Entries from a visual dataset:
========

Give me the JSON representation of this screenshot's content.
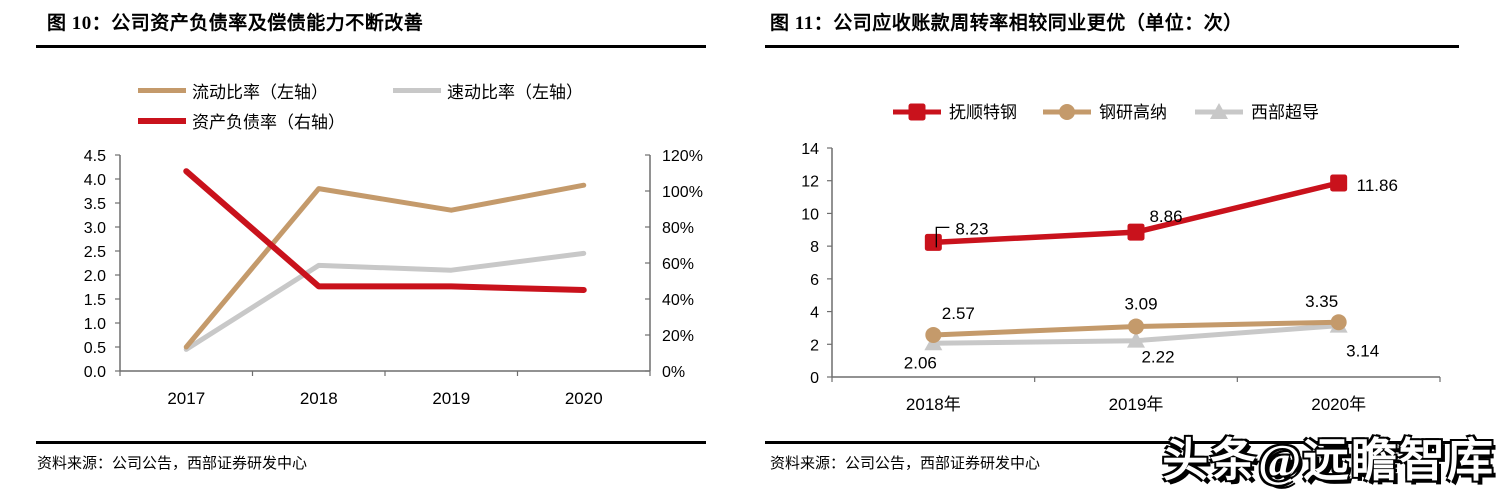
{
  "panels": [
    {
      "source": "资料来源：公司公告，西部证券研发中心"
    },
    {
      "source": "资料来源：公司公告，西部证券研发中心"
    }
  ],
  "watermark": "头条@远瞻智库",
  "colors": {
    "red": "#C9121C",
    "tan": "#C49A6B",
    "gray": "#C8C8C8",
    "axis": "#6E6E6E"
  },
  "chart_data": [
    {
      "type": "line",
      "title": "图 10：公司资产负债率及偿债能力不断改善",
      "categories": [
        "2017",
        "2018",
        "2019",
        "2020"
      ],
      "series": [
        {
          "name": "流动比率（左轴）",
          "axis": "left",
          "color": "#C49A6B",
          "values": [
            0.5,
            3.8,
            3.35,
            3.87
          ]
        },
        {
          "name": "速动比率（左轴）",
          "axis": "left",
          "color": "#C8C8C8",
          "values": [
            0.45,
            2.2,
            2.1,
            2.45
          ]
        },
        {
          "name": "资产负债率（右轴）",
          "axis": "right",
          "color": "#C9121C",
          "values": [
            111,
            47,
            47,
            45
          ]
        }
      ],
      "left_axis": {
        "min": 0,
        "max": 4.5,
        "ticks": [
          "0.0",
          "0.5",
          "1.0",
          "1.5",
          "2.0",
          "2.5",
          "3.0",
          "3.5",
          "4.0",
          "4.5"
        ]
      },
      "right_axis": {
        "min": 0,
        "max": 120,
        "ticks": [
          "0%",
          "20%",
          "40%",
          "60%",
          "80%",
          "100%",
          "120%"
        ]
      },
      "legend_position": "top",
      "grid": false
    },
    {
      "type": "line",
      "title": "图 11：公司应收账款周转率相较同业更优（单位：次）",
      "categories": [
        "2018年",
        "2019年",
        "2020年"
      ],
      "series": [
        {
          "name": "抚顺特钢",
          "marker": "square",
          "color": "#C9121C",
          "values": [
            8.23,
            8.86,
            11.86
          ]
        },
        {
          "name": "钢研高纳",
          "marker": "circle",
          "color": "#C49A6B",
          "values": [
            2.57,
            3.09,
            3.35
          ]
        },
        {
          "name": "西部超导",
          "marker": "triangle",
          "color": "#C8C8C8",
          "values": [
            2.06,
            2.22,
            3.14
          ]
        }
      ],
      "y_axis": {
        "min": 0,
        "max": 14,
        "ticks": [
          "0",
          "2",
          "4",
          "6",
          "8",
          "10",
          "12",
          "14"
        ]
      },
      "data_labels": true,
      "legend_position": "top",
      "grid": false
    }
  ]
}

========

(Problem requirements)
Count the lines in the entries above that include the string "name", then give only that figure.

(Solution)
6